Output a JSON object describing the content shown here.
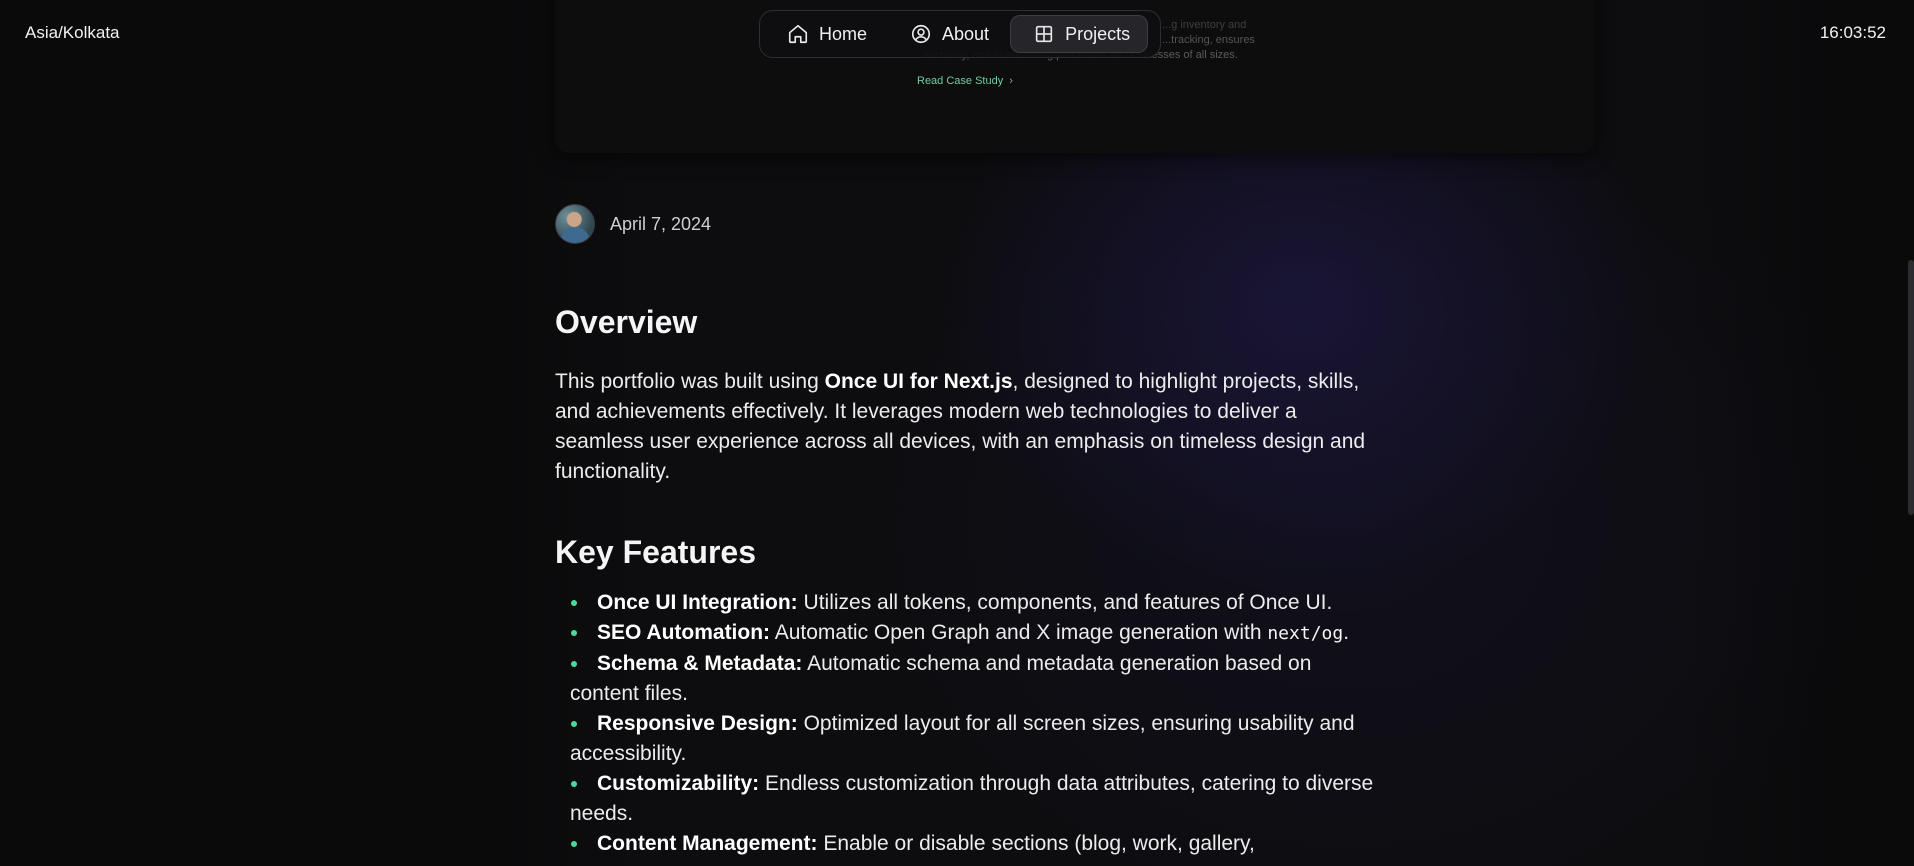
{
  "header": {
    "timezone": "Asia/Kolkata",
    "clock": "16:03:52",
    "nav": [
      {
        "label": "Home",
        "icon": "home-icon",
        "active": false
      },
      {
        "label": "About",
        "icon": "person-icon",
        "active": false
      },
      {
        "label": "Projects",
        "icon": "grid-icon",
        "active": true
      }
    ]
  },
  "card": {
    "fade_lines": [
      "...g inventory and",
      "...tracking, ensures",
      "...accuracy, and streamlining processes for businesses of all sizes."
    ],
    "link_label": "Read Case Study"
  },
  "post": {
    "date": "April 7, 2024",
    "overview_heading": "Overview",
    "overview_prefix": "This portfolio was built using ",
    "overview_bold": "Once UI for Next.js",
    "overview_suffix": ", designed to highlight projects, skills, and achievements effectively. It leverages modern web technologies to deliver a seamless user experience across all devices, with an emphasis on timeless design and functionality.",
    "features_heading": "Key Features",
    "features": [
      {
        "title": "Once UI Integration:",
        "text": " Utilizes all tokens, components, and features of Once UI."
      },
      {
        "title": "SEO Automation:",
        "text": " Automatic Open Graph and X image generation with ",
        "code": "next/og",
        "after": "."
      },
      {
        "title": "Schema & Metadata:",
        "text": " Automatic schema and metadata generation based on content files."
      },
      {
        "title": "Responsive Design:",
        "text": " Optimized layout for all screen sizes, ensuring usability and accessibility."
      },
      {
        "title": "Customizability:",
        "text": " Endless customization through data attributes, catering to diverse needs."
      },
      {
        "title": "Content Management:",
        "text": " Enable or disable sections (blog, work, gallery,"
      }
    ]
  },
  "colors": {
    "accent_green": "#4ed79b",
    "link_green": "#6fcf9f",
    "background": "#0a0a0b"
  }
}
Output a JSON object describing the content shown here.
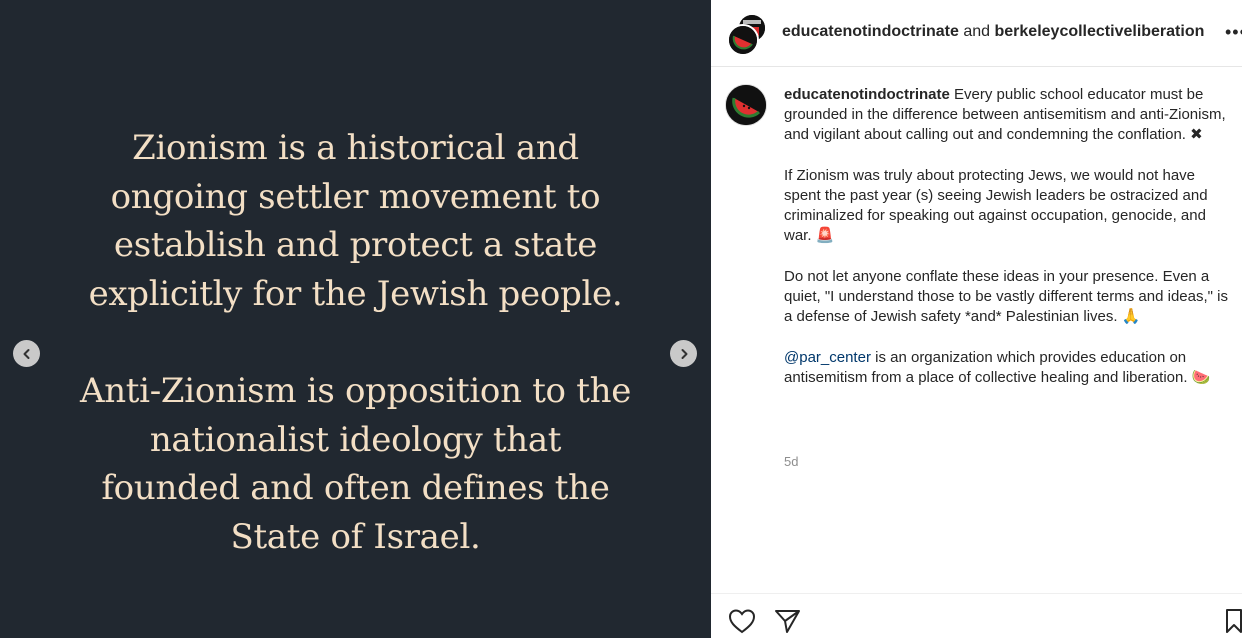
{
  "slide": {
    "paragraph1": [
      "Zionism is a historical and",
      "ongoing settler movement to",
      "establish and protect a state",
      "explicitly for the Jewish people."
    ],
    "paragraph2": [
      "Anti-Zionism is opposition to the",
      "nationalist ideology that",
      "founded and often defines the",
      "State of Israel."
    ],
    "prev_icon": "chevron-left-icon",
    "next_icon": "chevron-right-icon"
  },
  "header": {
    "user1": "educatenotindoctrinate",
    "joiner": " and ",
    "user2": "berkeleycollectiveliberation",
    "more_label": "•••"
  },
  "caption": {
    "username": "educatenotindoctrinate",
    "p1": " Every public school educator must be grounded in the difference between antisemitism and anti-Zionism, and vigilant about calling out and condemning the conflation. ✖",
    "p2": "If Zionism was truly about protecting Jews, we would not have spent the past year (s) seeing Jewish leaders be ostracized and criminalized for speaking out against occupation, genocide, and war. 🚨",
    "p3": "Do not let anyone conflate these ideas in your presence. Even a quiet, \"I understand those to be vastly different terms and ideas,\" is a defense of Jewish safety *and* Palestinian lives. 🙏",
    "mention": "@par_center",
    "p4": " is an organization which provides education on antisemitism from a place of collective healing and liberation. 🍉",
    "time": "5d"
  },
  "actions": [
    "heart-icon",
    "share-icon",
    "bookmark-icon"
  ],
  "colors": {
    "slide_bg": "#212830",
    "slide_text": "#f3dfc5",
    "mention": "#00376b"
  }
}
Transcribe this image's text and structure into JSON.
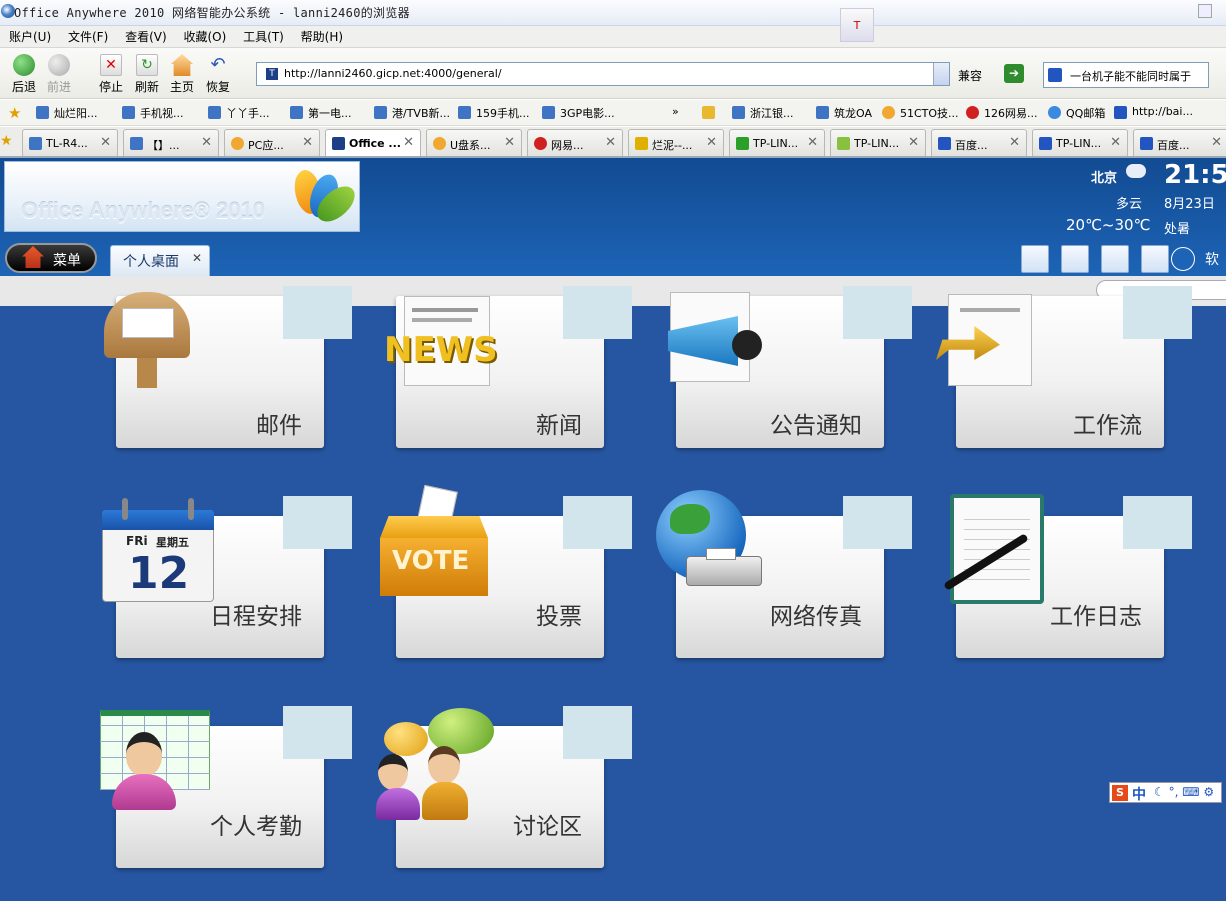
{
  "window": {
    "title": "Office Anywhere 2010 网络智能办公系统 - lanni2460的浏览器",
    "tray_icon": "trident"
  },
  "menu": [
    "账户(U)",
    "文件(F)",
    "查看(V)",
    "收藏(O)",
    "工具(T)",
    "帮助(H)"
  ],
  "toolbar": {
    "back": "后退",
    "forward": "前进",
    "stop": "停止",
    "refresh": "刷新",
    "home": "主页",
    "restore": "恢复",
    "address": "http://lanni2460.gicp.net:4000/general/",
    "compat": "兼容",
    "search_text": "一台机子能不能同时属于"
  },
  "favorites": [
    "灿烂阳...",
    "手机视...",
    "丫丫手...",
    "第一电...",
    "港/TVB新...",
    "159手机...",
    "3GP电影...",
    "»",
    "浙江银...",
    "筑龙OA",
    "51CTO技...",
    "126网易...",
    "QQ邮箱",
    "http://bai..."
  ],
  "tabs": [
    {
      "label": "TL-R4...",
      "active": false
    },
    {
      "label": "【】...",
      "active": false
    },
    {
      "label": "PC应...",
      "active": false
    },
    {
      "label": "Office ...",
      "active": true
    },
    {
      "label": "U盘系...",
      "active": false
    },
    {
      "label": "网易...",
      "active": false
    },
    {
      "label": "烂泥--...",
      "active": false
    },
    {
      "label": "TP-LIN...",
      "active": false
    },
    {
      "label": "TP-LIN...",
      "active": false
    },
    {
      "label": "百度...",
      "active": false
    },
    {
      "label": "TP-LIN...",
      "active": false
    },
    {
      "label": "百度...",
      "active": false
    }
  ],
  "app": {
    "logo_text": "Office Anywhere® 2010",
    "weather": {
      "city": "北京",
      "condition": "多云",
      "temp": "20℃~30℃",
      "time": "21:5",
      "date": "8月23日",
      "solar_term": "处暑"
    },
    "menu_button": "菜单",
    "desktop_tab": "个人桌面",
    "software_label": "软"
  },
  "tiles": [
    {
      "label": "邮件",
      "icon": "mailbox-icon"
    },
    {
      "label": "新闻",
      "icon": "news-icon"
    },
    {
      "label": "公告通知",
      "icon": "megaphone-icon"
    },
    {
      "label": "工作流",
      "icon": "workflow-icon"
    },
    {
      "label": "日程安排",
      "icon": "calendar-icon",
      "cal_day": "FRi",
      "cal_weekday": "星期五",
      "cal_date": "12"
    },
    {
      "label": "投票",
      "icon": "vote-box-icon",
      "box_text": "VOTE"
    },
    {
      "label": "网络传真",
      "icon": "fax-globe-icon"
    },
    {
      "label": "工作日志",
      "icon": "journal-icon"
    },
    {
      "label": "个人考勤",
      "icon": "attendance-icon"
    },
    {
      "label": "讨论区",
      "icon": "discussion-icon"
    }
  ],
  "ime": {
    "brand": "S",
    "mode": "中"
  }
}
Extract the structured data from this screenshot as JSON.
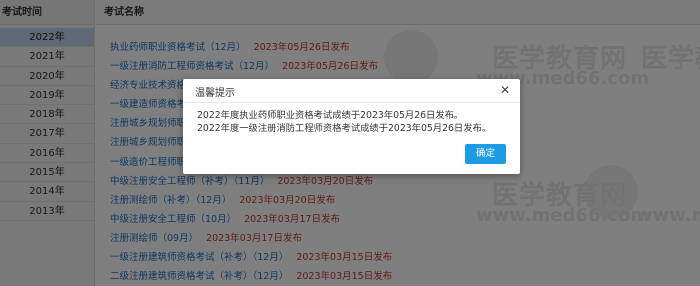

┄┄┄┄┄┄┄┄┄┄┄┄┄┄┄┄┄┄┄┄

▸ Goal
How many of the lines above contain the string "JSON"? Give the number only.

▸ Completed exercise
4